§ **To be done**
Every entry should be repeated exactly. Omit the pictures.

§ **Input records**

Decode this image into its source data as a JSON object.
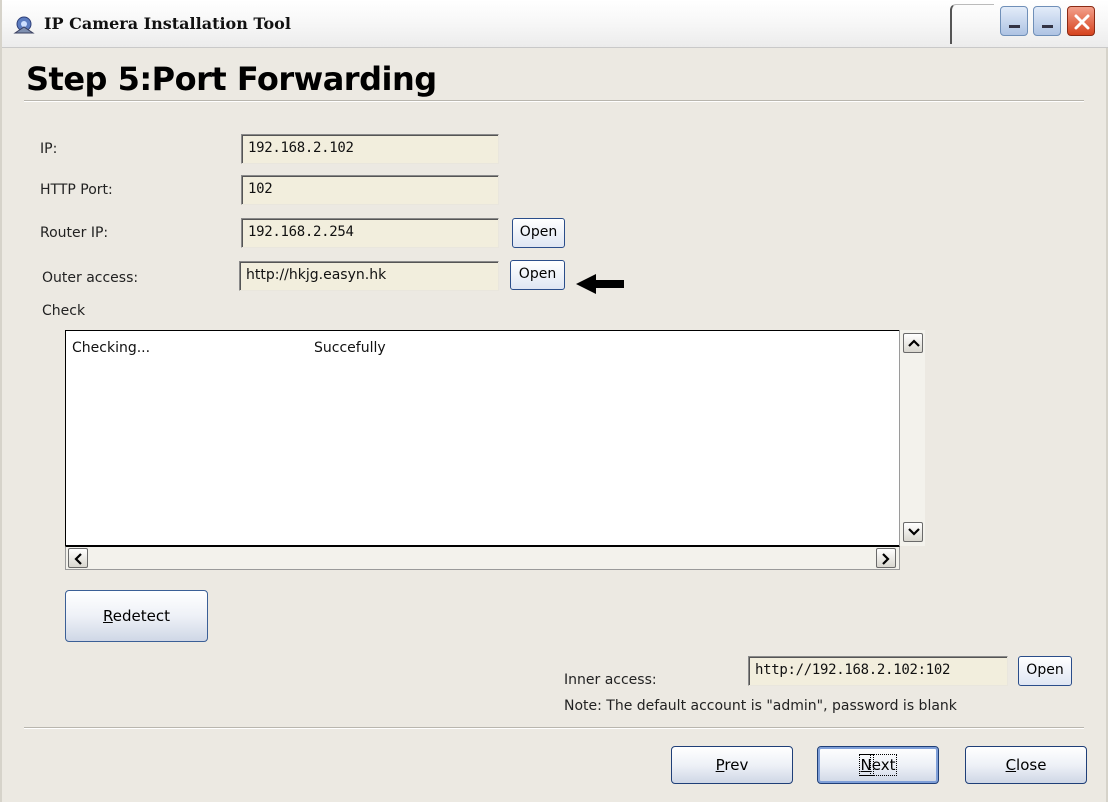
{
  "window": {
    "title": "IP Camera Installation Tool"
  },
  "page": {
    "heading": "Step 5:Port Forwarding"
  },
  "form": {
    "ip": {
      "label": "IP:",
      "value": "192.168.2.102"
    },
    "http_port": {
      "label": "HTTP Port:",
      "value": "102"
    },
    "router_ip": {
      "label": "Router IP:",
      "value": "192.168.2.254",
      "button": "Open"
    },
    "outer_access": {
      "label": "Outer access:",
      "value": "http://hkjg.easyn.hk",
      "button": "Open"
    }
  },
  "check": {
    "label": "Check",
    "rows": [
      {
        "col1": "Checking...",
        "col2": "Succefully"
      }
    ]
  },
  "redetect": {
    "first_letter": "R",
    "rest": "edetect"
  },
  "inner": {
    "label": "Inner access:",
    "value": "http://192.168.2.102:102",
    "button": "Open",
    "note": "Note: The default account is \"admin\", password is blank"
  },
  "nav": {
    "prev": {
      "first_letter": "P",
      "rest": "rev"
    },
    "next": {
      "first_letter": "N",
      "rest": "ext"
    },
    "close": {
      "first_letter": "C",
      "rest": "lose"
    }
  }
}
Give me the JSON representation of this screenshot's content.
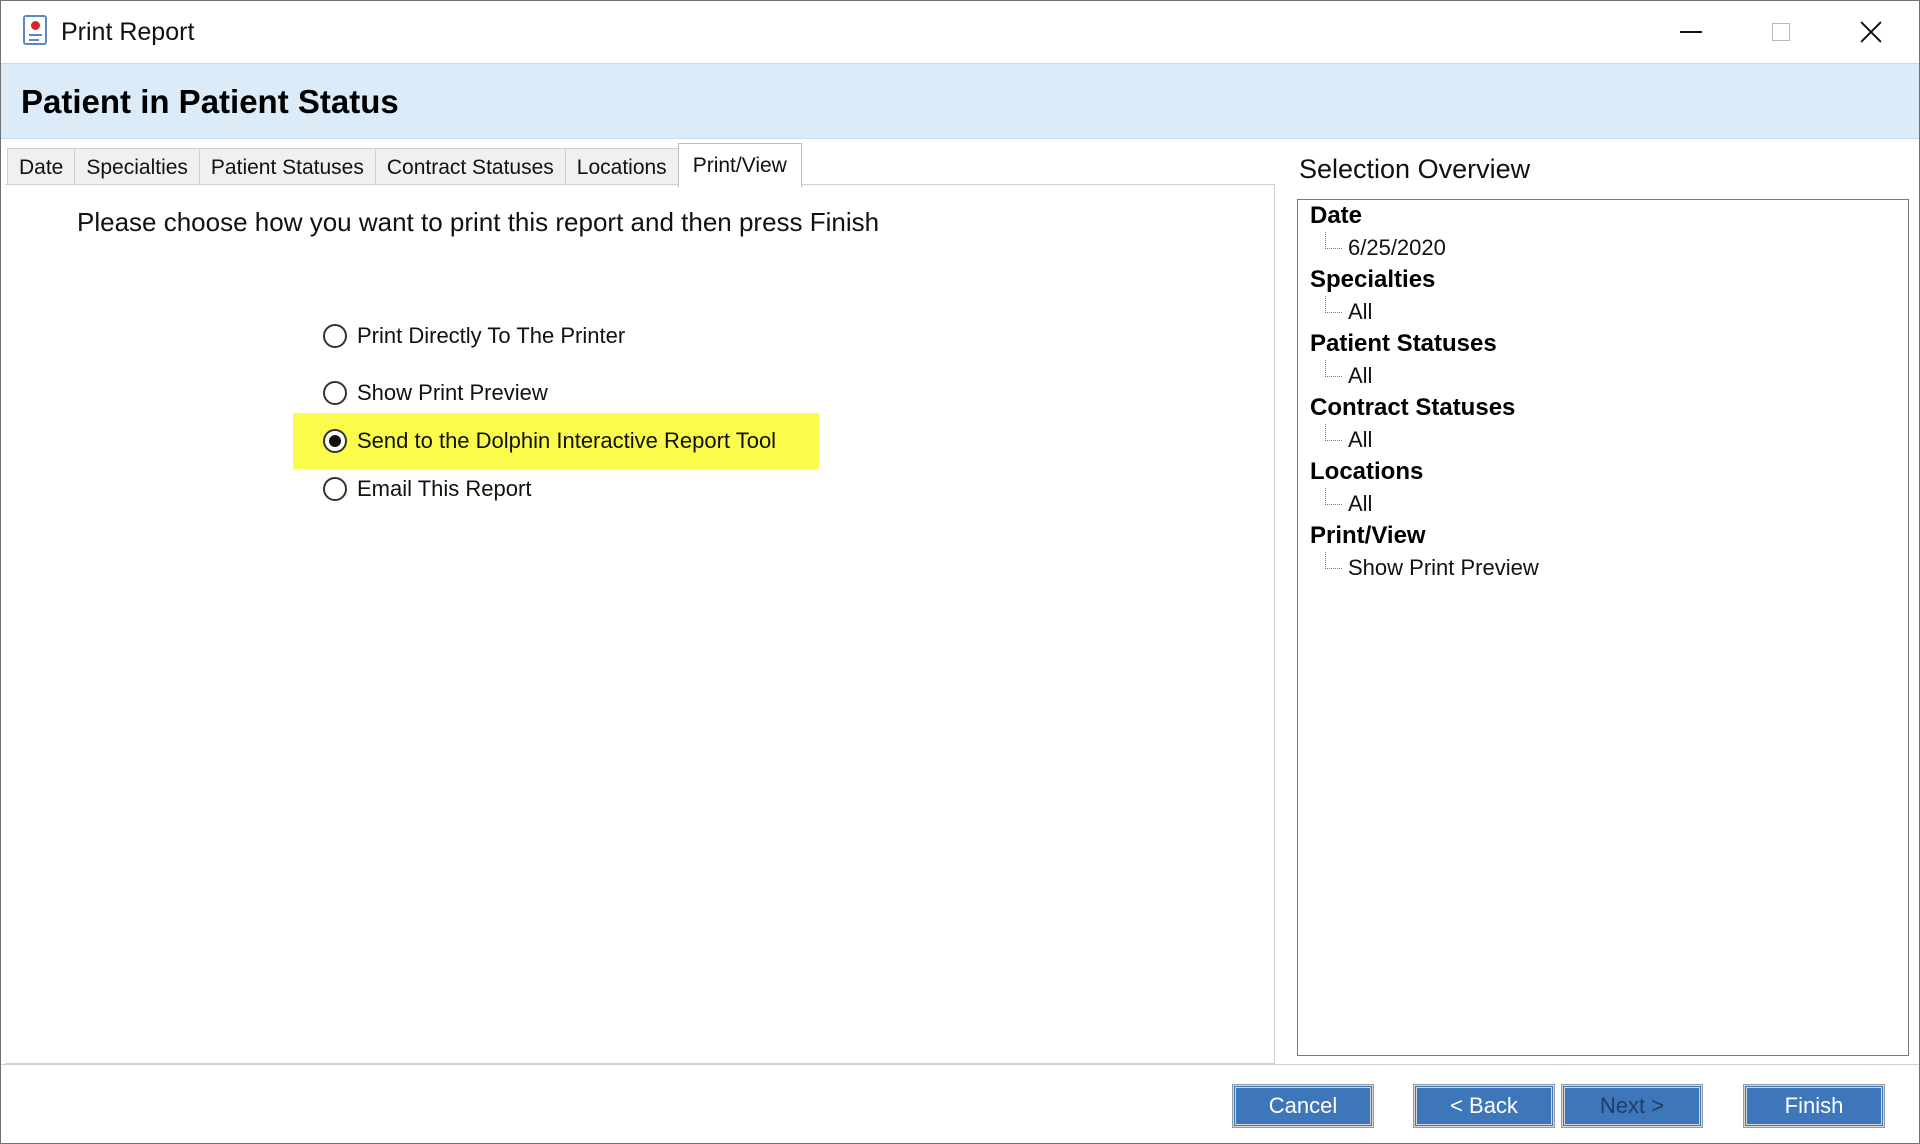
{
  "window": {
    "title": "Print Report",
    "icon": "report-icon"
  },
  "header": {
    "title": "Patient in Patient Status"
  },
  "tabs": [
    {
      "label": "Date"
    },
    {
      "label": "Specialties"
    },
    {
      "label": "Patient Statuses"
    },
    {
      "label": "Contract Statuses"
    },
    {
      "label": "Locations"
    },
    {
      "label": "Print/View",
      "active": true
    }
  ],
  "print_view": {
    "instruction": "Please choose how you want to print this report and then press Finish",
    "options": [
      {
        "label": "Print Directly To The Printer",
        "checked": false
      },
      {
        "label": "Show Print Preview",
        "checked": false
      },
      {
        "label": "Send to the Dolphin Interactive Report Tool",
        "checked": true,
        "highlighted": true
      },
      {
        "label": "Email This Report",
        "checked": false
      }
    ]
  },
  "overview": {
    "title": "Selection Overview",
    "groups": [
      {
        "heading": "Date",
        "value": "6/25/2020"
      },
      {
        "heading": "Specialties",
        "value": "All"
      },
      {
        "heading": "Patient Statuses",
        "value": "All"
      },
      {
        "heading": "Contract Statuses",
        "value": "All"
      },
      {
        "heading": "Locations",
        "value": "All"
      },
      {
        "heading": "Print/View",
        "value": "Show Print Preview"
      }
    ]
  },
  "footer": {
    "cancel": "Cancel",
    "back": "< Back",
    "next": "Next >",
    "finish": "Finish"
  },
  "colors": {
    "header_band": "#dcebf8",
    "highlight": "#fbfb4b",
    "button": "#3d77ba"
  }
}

§ **Task output**
Decode this image into its source data as a JSON object.
{
  "window": {
    "title": "IP Camera Installation Tool"
  },
  "page": {
    "heading": "Step 5:Port Forwarding"
  },
  "form": {
    "ip": {
      "label": "IP:",
      "value": "192.168.2.102"
    },
    "http_port": {
      "label": "HTTP Port:",
      "value": "102"
    },
    "router_ip": {
      "label": "Router IP:",
      "value": "192.168.2.254",
      "button": "Open"
    },
    "outer_access": {
      "label": "Outer access:",
      "value": "http://hkjg.easyn.hk",
      "button": "Open"
    }
  },
  "check": {
    "label": "Check",
    "rows": [
      {
        "col1": "Checking...",
        "col2": "Succefully"
      }
    ]
  },
  "redetect": {
    "first_letter": "R",
    "rest": "edetect"
  },
  "inner": {
    "label": "Inner access:",
    "value": "http://192.168.2.102:102",
    "button": "Open",
    "note": "Note: The default account is \"admin\", password is blank"
  },
  "nav": {
    "prev": {
      "first_letter": "P",
      "rest": "rev"
    },
    "next": {
      "first_letter": "N",
      "rest": "ext"
    },
    "close": {
      "first_letter": "C",
      "rest": "lose"
    }
  }
}
Give me the JSON representation of this screenshot's content.
{
  "window": {
    "title": "Print Report",
    "icon": "report-icon"
  },
  "header": {
    "title": "Patient in Patient Status"
  },
  "tabs": [
    {
      "label": "Date"
    },
    {
      "label": "Specialties"
    },
    {
      "label": "Patient Statuses"
    },
    {
      "label": "Contract Statuses"
    },
    {
      "label": "Locations"
    },
    {
      "label": "Print/View",
      "active": true
    }
  ],
  "print_view": {
    "instruction": "Please choose how you want to print this report and then press Finish",
    "options": [
      {
        "label": "Print Directly To The Printer",
        "checked": false
      },
      {
        "label": "Show Print Preview",
        "checked": false
      },
      {
        "label": "Send to the Dolphin Interactive Report Tool",
        "checked": true,
        "highlighted": true
      },
      {
        "label": "Email This Report",
        "checked": false
      }
    ]
  },
  "overview": {
    "title": "Selection Overview",
    "groups": [
      {
        "heading": "Date",
        "value": "6/25/2020"
      },
      {
        "heading": "Specialties",
        "value": "All"
      },
      {
        "heading": "Patient Statuses",
        "value": "All"
      },
      {
        "heading": "Contract Statuses",
        "value": "All"
      },
      {
        "heading": "Locations",
        "value": "All"
      },
      {
        "heading": "Print/View",
        "value": "Show Print Preview"
      }
    ]
  },
  "footer": {
    "cancel": "Cancel",
    "back": "< Back",
    "next": "Next >",
    "finish": "Finish"
  },
  "colors": {
    "header_band": "#dcebf8",
    "highlight": "#fbfb4b",
    "button": "#3d77ba"
  }
}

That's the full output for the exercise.